▽

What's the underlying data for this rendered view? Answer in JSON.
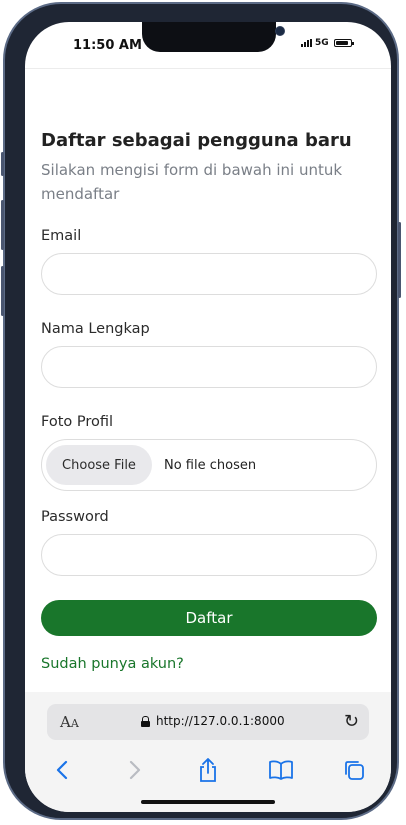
{
  "status": {
    "time": "11:50 AM",
    "network": "5G"
  },
  "form": {
    "title": "Daftar sebagai pengguna baru",
    "subtitle": "Silakan mengisi form di bawah ini untuk mendaftar",
    "email_label": "Email",
    "email_value": "",
    "name_label": "Nama Lengkap",
    "name_value": "",
    "photo_label": "Foto Profil",
    "choose_file_label": "Choose File",
    "file_status": "No file chosen",
    "password_label": "Password",
    "password_value": "",
    "submit_label": "Daftar",
    "login_link": "Sudah punya akun?"
  },
  "browser": {
    "aa_large": "A",
    "aa_small": "A",
    "url": "http://127.0.0.1:8000",
    "icons": [
      "text-size-icon",
      "lock-icon",
      "reload-icon",
      "back-icon",
      "forward-icon",
      "share-icon",
      "bookmarks-icon",
      "tabs-icon"
    ]
  },
  "colors": {
    "primary": "#19762b",
    "text_muted": "#7a7f87",
    "link": "#19762b",
    "field_border": "#dddddd"
  }
}
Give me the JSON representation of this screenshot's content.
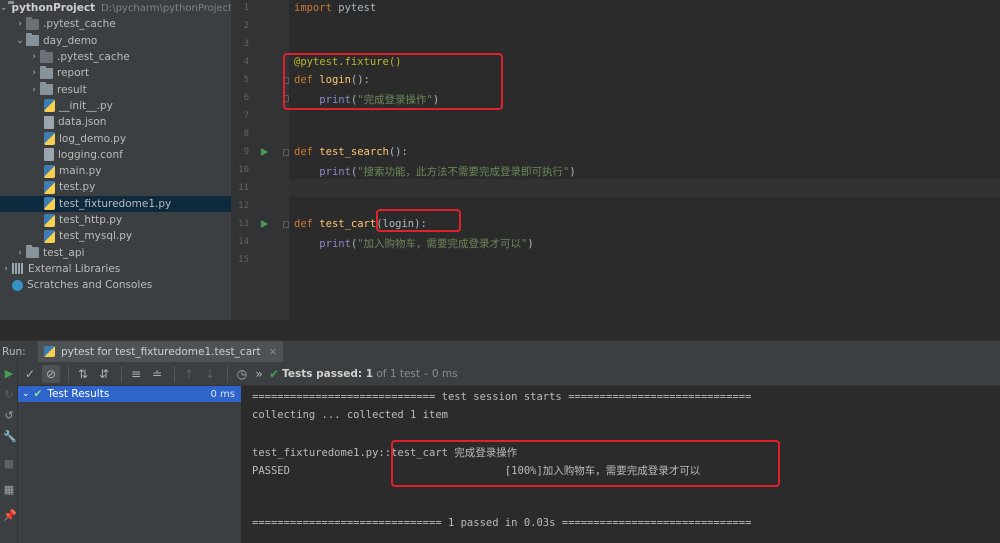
{
  "project_tree": {
    "root_name": "pythonProject",
    "root_path": "D:\\pycharm\\pythonProject",
    "items": [
      {
        "label": ".pytest_cache"
      },
      {
        "label": "day_demo"
      },
      {
        "label": ".pytest_cache"
      },
      {
        "label": "report"
      },
      {
        "label": "result"
      },
      {
        "label": "__init__.py"
      },
      {
        "label": "data.json"
      },
      {
        "label": "log_demo.py"
      },
      {
        "label": "logging.conf"
      },
      {
        "label": "main.py"
      },
      {
        "label": "test.py"
      },
      {
        "label": "test_fixturedome1.py"
      },
      {
        "label": "test_http.py"
      },
      {
        "label": "test_mysql.py"
      },
      {
        "label": "test_api"
      },
      {
        "label": "External Libraries"
      },
      {
        "label": "Scratches and Consoles"
      }
    ]
  },
  "editor": {
    "line_numbers": [
      "1",
      "2",
      "3",
      "4",
      "5",
      "6",
      "7",
      "8",
      "9",
      "10",
      "11",
      "12",
      "13",
      "14",
      "15"
    ],
    "code": {
      "l1_kw": "import",
      "l1_mod": " pytest",
      "l4_decorator": "@pytest.fixture()",
      "l5_kw": "def ",
      "l5_fn": "login",
      "l5_rest": "():",
      "l6_indent": "    ",
      "l6_print": "print",
      "l6_open": "(",
      "l6_str": "\"完成登录操作\"",
      "l6_close": ")",
      "l9_kw": "def ",
      "l9_fn": "test_search",
      "l9_rest": "():",
      "l10_indent": "    ",
      "l10_print": "print",
      "l10_open": "(",
      "l10_str": "\"搜索功能，此方法不需要完成登录即可执行\"",
      "l10_close": ")",
      "l13_kw": "def ",
      "l13_fn": "test_cart",
      "l13_rest": "(login):",
      "l14_indent": "    ",
      "l14_print": "print",
      "l14_open": "(",
      "l14_str": "\"加入购物车，需要完成登录才可以\"",
      "l14_close": ")"
    }
  },
  "run_panel": {
    "label": "Run:",
    "tab_title": "pytest for test_fixturedome1.test_cart",
    "tab_close": "×",
    "status_bold": "Tests passed: 1",
    "status_rest": " of 1 test – 0 ms",
    "more": "»",
    "test_results_label": "Test Results",
    "test_results_time": "0 ms"
  },
  "console_lines": [
    "============================= test session starts =============================",
    "collecting ... collected 1 item",
    "",
    "test_fixturedome1.py::test_cart 完成登录操作",
    "PASSED                                  [100%]加入购物车，需要完成登录才可以",
    "",
    "",
    "============================== 1 passed in 0.03s =============================="
  ],
  "colors": {
    "highlight_box": "#e0202a",
    "pass_green": "#499c54",
    "selection_blue": "#2f65ca"
  }
}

△

(Work required) Without the pictures, restate all of the entries above verbatim.

(Problem solution)
What's the underlying data for this rendered view? Answer in JSON.
{
  "status": {
    "time": "11:50 AM",
    "network": "5G"
  },
  "form": {
    "title": "Daftar sebagai pengguna baru",
    "subtitle": "Silakan mengisi form di bawah ini untuk mendaftar",
    "email_label": "Email",
    "email_value": "",
    "name_label": "Nama Lengkap",
    "name_value": "",
    "photo_label": "Foto Profil",
    "choose_file_label": "Choose File",
    "file_status": "No file chosen",
    "password_label": "Password",
    "password_value": "",
    "submit_label": "Daftar",
    "login_link": "Sudah punya akun?"
  },
  "browser": {
    "aa_large": "A",
    "aa_small": "A",
    "url": "http://127.0.0.1:8000",
    "icons": [
      "text-size-icon",
      "lock-icon",
      "reload-icon",
      "back-icon",
      "forward-icon",
      "share-icon",
      "bookmarks-icon",
      "tabs-icon"
    ]
  },
  "colors": {
    "primary": "#19762b",
    "text_muted": "#7a7f87",
    "link": "#19762b",
    "field_border": "#dddddd"
  }
}
Give me the JSON representation of this screenshot's content.
{
  "project_tree": {
    "root_name": "pythonProject",
    "root_path": "D:\\pycharm\\pythonProject",
    "items": [
      {
        "label": ".pytest_cache"
      },
      {
        "label": "day_demo"
      },
      {
        "label": ".pytest_cache"
      },
      {
        "label": "report"
      },
      {
        "label": "result"
      },
      {
        "label": "__init__.py"
      },
      {
        "label": "data.json"
      },
      {
        "label": "log_demo.py"
      },
      {
        "label": "logging.conf"
      },
      {
        "label": "main.py"
      },
      {
        "label": "test.py"
      },
      {
        "label": "test_fixturedome1.py"
      },
      {
        "label": "test_http.py"
      },
      {
        "label": "test_mysql.py"
      },
      {
        "label": "test_api"
      },
      {
        "label": "External Libraries"
      },
      {
        "label": "Scratches and Consoles"
      }
    ]
  },
  "editor": {
    "line_numbers": [
      "1",
      "2",
      "3",
      "4",
      "5",
      "6",
      "7",
      "8",
      "9",
      "10",
      "11",
      "12",
      "13",
      "14",
      "15"
    ],
    "code": {
      "l1_kw": "import",
      "l1_mod": " pytest",
      "l4_decorator": "@pytest.fixture()",
      "l5_kw": "def ",
      "l5_fn": "login",
      "l5_rest": "():",
      "l6_indent": "    ",
      "l6_print": "print",
      "l6_open": "(",
      "l6_str": "\"完成登录操作\"",
      "l6_close": ")",
      "l9_kw": "def ",
      "l9_fn": "test_search",
      "l9_rest": "():",
      "l10_indent": "    ",
      "l10_print": "print",
      "l10_open": "(",
      "l10_str": "\"搜索功能，此方法不需要完成登录即可执行\"",
      "l10_close": ")",
      "l13_kw": "def ",
      "l13_fn": "test_cart",
      "l13_rest": "(login):",
      "l14_indent": "    ",
      "l14_print": "print",
      "l14_open": "(",
      "l14_str": "\"加入购物车，需要完成登录才可以\"",
      "l14_close": ")"
    }
  },
  "run_panel": {
    "label": "Run:",
    "tab_title": "pytest for test_fixturedome1.test_cart",
    "tab_close": "×",
    "status_bold": "Tests passed: 1",
    "status_rest": " of 1 test – 0 ms",
    "more": "»",
    "test_results_label": "Test Results",
    "test_results_time": "0 ms"
  },
  "console_lines": [
    "============================= test session starts =============================",
    "collecting ... collected 1 item",
    "",
    "test_fixturedome1.py::test_cart 完成登录操作",
    "PASSED                                  [100%]加入购物车，需要完成登录才可以",
    "",
    "",
    "============================== 1 passed in 0.03s =============================="
  ],
  "colors": {
    "highlight_box": "#e0202a",
    "pass_green": "#499c54",
    "selection_blue": "#2f65ca"
  }
}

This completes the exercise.